## Task directions
Copy out all lines that hold "store".

## Data

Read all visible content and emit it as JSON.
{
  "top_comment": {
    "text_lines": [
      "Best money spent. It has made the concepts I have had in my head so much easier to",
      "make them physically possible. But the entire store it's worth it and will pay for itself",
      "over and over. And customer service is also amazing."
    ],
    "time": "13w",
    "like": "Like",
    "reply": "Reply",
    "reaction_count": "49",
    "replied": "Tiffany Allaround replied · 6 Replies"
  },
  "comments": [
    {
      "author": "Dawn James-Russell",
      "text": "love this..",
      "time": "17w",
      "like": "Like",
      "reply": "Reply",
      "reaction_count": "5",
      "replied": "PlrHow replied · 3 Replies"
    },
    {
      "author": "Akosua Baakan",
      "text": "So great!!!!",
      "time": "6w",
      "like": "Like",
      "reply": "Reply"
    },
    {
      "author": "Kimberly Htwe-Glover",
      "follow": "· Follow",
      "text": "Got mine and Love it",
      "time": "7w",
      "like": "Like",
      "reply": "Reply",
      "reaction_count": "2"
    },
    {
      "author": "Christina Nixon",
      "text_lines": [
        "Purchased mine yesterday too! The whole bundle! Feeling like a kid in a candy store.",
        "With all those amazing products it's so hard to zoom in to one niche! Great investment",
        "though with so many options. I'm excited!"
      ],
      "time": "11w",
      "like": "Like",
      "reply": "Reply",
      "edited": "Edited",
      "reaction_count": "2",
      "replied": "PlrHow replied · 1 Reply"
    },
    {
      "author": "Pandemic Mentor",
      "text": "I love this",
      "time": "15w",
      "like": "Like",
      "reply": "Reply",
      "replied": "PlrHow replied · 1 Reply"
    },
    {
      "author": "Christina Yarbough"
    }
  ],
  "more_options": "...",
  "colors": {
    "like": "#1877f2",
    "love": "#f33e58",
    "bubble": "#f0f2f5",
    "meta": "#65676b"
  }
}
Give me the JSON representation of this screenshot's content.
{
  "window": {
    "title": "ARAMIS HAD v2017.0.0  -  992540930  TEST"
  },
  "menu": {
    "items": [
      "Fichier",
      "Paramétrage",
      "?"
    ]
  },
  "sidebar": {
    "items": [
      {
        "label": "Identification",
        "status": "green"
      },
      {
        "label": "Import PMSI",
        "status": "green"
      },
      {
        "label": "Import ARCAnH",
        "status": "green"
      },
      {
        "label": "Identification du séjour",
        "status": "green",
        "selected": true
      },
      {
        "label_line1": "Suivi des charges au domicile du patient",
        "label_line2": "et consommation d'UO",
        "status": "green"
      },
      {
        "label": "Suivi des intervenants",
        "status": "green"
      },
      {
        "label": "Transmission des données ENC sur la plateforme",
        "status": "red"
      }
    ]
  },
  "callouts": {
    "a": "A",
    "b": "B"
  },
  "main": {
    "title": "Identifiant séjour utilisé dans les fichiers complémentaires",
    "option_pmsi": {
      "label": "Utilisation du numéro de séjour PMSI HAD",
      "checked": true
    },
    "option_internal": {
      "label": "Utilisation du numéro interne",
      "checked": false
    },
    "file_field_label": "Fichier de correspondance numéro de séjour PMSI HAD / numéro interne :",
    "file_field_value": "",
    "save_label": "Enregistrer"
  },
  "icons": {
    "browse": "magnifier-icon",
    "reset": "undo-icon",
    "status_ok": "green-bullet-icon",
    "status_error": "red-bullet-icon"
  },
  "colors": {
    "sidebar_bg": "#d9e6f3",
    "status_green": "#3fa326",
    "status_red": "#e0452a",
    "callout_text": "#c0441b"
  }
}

## Task answer
      "make them physically possible. But the entire store it's worth it and will pay for itself",
        "Purchased mine yesterday too! The whole bundle! Feeling like a kid in a candy store.",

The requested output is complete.